Dataset items:

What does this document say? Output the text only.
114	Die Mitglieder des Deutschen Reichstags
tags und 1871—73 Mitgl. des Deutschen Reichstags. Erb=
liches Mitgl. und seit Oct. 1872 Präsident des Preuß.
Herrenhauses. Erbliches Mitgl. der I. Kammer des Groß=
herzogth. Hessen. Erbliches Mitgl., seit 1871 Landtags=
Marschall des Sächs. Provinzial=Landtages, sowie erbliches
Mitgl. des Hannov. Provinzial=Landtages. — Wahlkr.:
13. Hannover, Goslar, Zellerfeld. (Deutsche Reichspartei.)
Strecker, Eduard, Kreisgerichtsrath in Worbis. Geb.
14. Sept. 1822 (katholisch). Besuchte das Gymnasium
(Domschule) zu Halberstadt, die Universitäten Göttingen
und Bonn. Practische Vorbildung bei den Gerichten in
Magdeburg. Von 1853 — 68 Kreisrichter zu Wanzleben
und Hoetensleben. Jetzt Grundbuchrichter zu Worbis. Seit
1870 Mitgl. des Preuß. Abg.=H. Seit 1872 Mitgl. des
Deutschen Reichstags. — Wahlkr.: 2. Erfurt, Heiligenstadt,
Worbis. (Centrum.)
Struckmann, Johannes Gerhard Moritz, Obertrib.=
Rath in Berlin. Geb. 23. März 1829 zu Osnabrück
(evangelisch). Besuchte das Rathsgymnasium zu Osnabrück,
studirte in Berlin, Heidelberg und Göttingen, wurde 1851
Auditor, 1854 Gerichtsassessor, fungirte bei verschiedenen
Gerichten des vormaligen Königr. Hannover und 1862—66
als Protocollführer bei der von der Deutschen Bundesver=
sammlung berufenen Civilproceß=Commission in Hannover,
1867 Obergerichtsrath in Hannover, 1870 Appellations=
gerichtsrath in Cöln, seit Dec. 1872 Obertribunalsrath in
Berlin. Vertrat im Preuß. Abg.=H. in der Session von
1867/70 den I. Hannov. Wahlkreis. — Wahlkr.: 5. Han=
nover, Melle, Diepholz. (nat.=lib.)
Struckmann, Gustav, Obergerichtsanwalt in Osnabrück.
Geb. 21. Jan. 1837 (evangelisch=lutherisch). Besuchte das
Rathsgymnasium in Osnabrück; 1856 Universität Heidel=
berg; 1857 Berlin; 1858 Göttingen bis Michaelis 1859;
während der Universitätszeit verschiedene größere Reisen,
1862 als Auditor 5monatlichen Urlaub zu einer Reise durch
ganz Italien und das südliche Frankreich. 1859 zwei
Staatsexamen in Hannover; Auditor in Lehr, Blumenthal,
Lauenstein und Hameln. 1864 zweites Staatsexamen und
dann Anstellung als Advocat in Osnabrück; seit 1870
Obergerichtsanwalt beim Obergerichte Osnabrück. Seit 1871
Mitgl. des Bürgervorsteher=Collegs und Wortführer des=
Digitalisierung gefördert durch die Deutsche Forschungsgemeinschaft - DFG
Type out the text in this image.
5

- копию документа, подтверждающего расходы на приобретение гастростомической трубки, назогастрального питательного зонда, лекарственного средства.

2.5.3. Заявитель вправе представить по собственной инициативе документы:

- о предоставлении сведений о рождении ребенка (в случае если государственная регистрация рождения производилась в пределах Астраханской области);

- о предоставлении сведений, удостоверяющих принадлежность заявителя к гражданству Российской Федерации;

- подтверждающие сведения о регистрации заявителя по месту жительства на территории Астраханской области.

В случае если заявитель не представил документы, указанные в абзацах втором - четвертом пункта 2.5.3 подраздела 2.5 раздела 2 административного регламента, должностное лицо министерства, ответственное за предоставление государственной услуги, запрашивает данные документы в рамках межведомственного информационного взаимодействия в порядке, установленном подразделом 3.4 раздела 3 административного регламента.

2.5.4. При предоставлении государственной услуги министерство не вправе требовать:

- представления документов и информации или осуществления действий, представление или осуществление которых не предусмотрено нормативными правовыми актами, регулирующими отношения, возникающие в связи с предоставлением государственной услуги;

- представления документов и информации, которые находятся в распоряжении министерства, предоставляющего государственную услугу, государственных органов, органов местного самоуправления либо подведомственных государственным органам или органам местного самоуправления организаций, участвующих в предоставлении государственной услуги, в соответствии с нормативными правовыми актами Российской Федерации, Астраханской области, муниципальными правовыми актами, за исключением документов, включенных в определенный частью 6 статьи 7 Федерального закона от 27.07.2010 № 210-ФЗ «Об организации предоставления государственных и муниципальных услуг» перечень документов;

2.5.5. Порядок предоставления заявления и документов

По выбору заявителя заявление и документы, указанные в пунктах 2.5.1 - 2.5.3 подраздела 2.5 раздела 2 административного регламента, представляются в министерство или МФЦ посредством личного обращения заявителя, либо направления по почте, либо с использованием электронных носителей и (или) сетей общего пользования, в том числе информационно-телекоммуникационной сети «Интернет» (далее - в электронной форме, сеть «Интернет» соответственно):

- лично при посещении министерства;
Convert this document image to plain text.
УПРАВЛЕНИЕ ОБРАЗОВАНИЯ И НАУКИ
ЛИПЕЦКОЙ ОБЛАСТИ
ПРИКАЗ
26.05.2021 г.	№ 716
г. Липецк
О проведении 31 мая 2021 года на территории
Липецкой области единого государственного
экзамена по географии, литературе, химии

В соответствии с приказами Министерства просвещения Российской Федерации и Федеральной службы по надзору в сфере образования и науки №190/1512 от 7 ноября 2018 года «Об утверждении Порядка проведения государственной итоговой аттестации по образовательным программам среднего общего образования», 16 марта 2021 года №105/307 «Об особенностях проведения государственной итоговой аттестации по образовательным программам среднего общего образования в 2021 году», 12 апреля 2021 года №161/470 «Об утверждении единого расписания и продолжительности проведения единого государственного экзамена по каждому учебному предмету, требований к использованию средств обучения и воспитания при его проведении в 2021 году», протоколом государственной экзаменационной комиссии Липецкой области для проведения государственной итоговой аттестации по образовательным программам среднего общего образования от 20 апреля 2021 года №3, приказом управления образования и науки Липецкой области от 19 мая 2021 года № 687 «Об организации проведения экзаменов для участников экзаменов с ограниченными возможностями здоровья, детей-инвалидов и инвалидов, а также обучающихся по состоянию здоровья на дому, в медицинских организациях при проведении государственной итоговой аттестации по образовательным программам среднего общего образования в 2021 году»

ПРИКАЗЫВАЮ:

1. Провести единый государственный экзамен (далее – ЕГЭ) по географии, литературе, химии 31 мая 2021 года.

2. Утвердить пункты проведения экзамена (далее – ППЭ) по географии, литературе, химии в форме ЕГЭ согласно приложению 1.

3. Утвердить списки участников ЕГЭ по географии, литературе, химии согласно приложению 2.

## AIM
Nothing should be left out: repeat all of the data exactly.

## ANSWER FOR THE TASK
What does this document say? Output the text only.
114	Die Mitglieder des Deutschen Reichstags
tags und 1871—73 Mitgl. des Deutschen Reichstags. Erb=
liches Mitgl. und seit Oct. 1872 Präsident des Preuß.
Herrenhauses. Erbliches Mitgl. der I. Kammer des Groß=
herzogth. Hessen. Erbliches Mitgl., seit 1871 Landtags=
Marschall des Sächs. Provinzial=Landtages, sowie erbliches
Mitgl. des Hannov. Provinzial=Landtages. — Wahlkr.:
13. Hannover, Goslar, Zellerfeld. (Deutsche Reichspartei.)
Strecker, Eduard, Kreisgerichtsrath in Worbis. Geb.
14. Sept. 1822 (katholisch). Besuchte das Gymnasium
(Domschule) zu Halberstadt, die Universitäten Göttingen
und Bonn. Practische Vorbildung bei den Gerichten in
Magdeburg. Von 1853 — 68 Kreisrichter zu Wanzleben
und Hoetensleben. Jetzt Grundbuchrichter zu Worbis. Seit
1870 Mitgl. des Preuß. Abg.=H. Seit 1872 Mitgl. des
Deutschen Reichstags. — Wahlkr.: 2. Erfurt, Heiligenstadt,
Worbis. (Centrum.)
Struckmann, Johannes Gerhard Moritz, Obertrib.=
Rath in Berlin. Geb. 23. März 1829 zu Osnabrück
(evangelisch). Besuchte das Rathsgymnasium zu Osnabrück,
studirte in Berlin, Heidelberg und Göttingen, wurde 1851
Auditor, 1854 Gerichtsassessor, fungirte bei verschiedenen
Gerichten des vormaligen Königr. Hannover und 1862—66
als Protocollführer bei der von der Deutschen Bundesver=
sammlung berufenen Civilproceß=Commission in Hannover,
1867 Obergerichtsrath in Hannover, 1870 Appellations=
gerichtsrath in Cöln, seit Dec. 1872 Obertribunalsrath in
Berlin. Vertrat im Preuß. Abg.=H. in der Session von
1867/70 den I. Hannov. Wahlkreis. — Wahlkr.: 5. Han=
nover, Melle, Diepholz. (nat.=lib.)
Struckmann, Gustav, Obergerichtsanwalt in Osnabrück.
Geb. 21. Jan. 1837 (evangelisch=lutherisch). Besuchte das
Rathsgymnasium in Osnabrück; 1856 Universität Heidel=
berg; 1857 Berlin; 1858 Göttingen bis Michaelis 1859;
während der Universitätszeit verschiedene größere Reisen,
1862 als Auditor 5monatlichen Urlaub zu einer Reise durch
ganz Italien und das südliche Frankreich. 1859 zwei
Staatsexamen in Hannover; Auditor in Lehr, Blumenthal,
Lauenstein und Hameln. 1864 zweites Staatsexamen und
dann Anstellung als Advocat in Osnabrück; seit 1870
Obergerichtsanwalt beim Obergerichte Osnabrück. Seit 1871
Mitgl. des Bürgervorsteher=Collegs und Wortführer des=
Digitalisierung gefördert durch die Deutsche Forschungsgemeinschaft - DFG
Type out the text in this image.
5

- копию документа, подтверждающего расходы на приобретение гастростомической трубки, назогастрального питательного зонда, лекарственного средства.

2.5.3. Заявитель вправе представить по собственной инициативе документы:

- о предоставлении сведений о рождении ребенка (в случае если государственная регистрация рождения производилась в пределах Астраханской области);

- о предоставлении сведений, удостоверяющих принадлежность заявителя к гражданству Российской Федерации;

- подтверждающие сведения о регистрации заявителя по месту жительства на территории Астраханской области.

В случае если заявитель не представил документы, указанные в абзацах втором - четвертом пункта 2.5.3 подраздела 2.5 раздела 2 административного регламента, должностное лицо министерства, ответственное за предоставление государственной услуги, запрашивает данные документы в рамках межведомственного информационного взаимодействия в порядке, установленном подразделом 3.4 раздела 3 административного регламента.

2.5.4. При предоставлении государственной услуги министерство не вправе требовать:

- представления документов и информации или осуществления действий, представление или осуществление которых не предусмотрено нормативными правовыми актами, регулирующими отношения, возникающие в связи с предоставлением государственной услуги;

- представления документов и информации, которые находятся в распоряжении министерства, предоставляющего государственную услугу, государственных органов, органов местного самоуправления либо подведомственных государственным органам или органам местного самоуправления организаций, участвующих в предоставлении государственной услуги, в соответствии с нормативными правовыми актами Российской Федерации, Астраханской области, муниципальными правовыми актами, за исключением документов, включенных в определенный частью 6 статьи 7 Федерального закона от 27.07.2010 № 210-ФЗ «Об организации предоставления государственных и муниципальных услуг» перечень документов;

2.5.5. Порядок предоставления заявления и документов

По выбору заявителя заявление и документы, указанные в пунктах 2.5.1 - 2.5.3 подраздела 2.5 раздела 2 административного регламента, представляются в министерство или МФЦ посредством личного обращения заявителя, либо направления по почте, либо с использованием электронных носителей и (или) сетей общего пользования, в том числе информационно-телекоммуникационной сети «Интернет» (далее - в электронной форме, сеть «Интернет» соответственно):

- лично при посещении министерства;
Convert this document image to plain text.
УПРАВЛЕНИЕ ОБРАЗОВАНИЯ И НАУКИ
ЛИПЕЦКОЙ ОБЛАСТИ
ПРИКАЗ
26.05.2021 г.	№ 716
г. Липецк
О проведении 31 мая 2021 года на территории
Липецкой области единого государственного
экзамена по географии, литературе, химии

В соответствии с приказами Министерства просвещения Российской Федерации и Федеральной службы по надзору в сфере образования и науки №190/1512 от 7 ноября 2018 года «Об утверждении Порядка проведения государственной итоговой аттестации по образовательным программам среднего общего образования», 16 марта 2021 года №105/307 «Об особенностях проведения государственной итоговой аттестации по образовательным программам среднего общего образования в 2021 году», 12 апреля 2021 года №161/470 «Об утверждении единого расписания и продолжительности проведения единого государственного экзамена по каждому учебному предмету, требований к использованию средств обучения и воспитания при его проведении в 2021 году», протоколом государственной экзаменационной комиссии Липецкой области для проведения государственной итоговой аттестации по образовательным программам среднего общего образования от 20 апреля 2021 года №3, приказом управления образования и науки Липецкой области от 19 мая 2021 года № 687 «Об организации проведения экзаменов для участников экзаменов с ограниченными возможностями здоровья, детей-инвалидов и инвалидов, а также обучающихся по состоянию здоровья на дому, в медицинских организациях при проведении государственной итоговой аттестации по образовательным программам среднего общего образования в 2021 году»

ПРИКАЗЫВАЮ:

1. Провести единый государственный экзамен (далее – ЕГЭ) по географии, литературе, химии 31 мая 2021 года.

2. Утвердить пункты проведения экзамена (далее – ППЭ) по географии, литературе, химии в форме ЕГЭ согласно приложению 1.

3. Утвердить списки участников ЕГЭ по географии, литературе, химии согласно приложению 2.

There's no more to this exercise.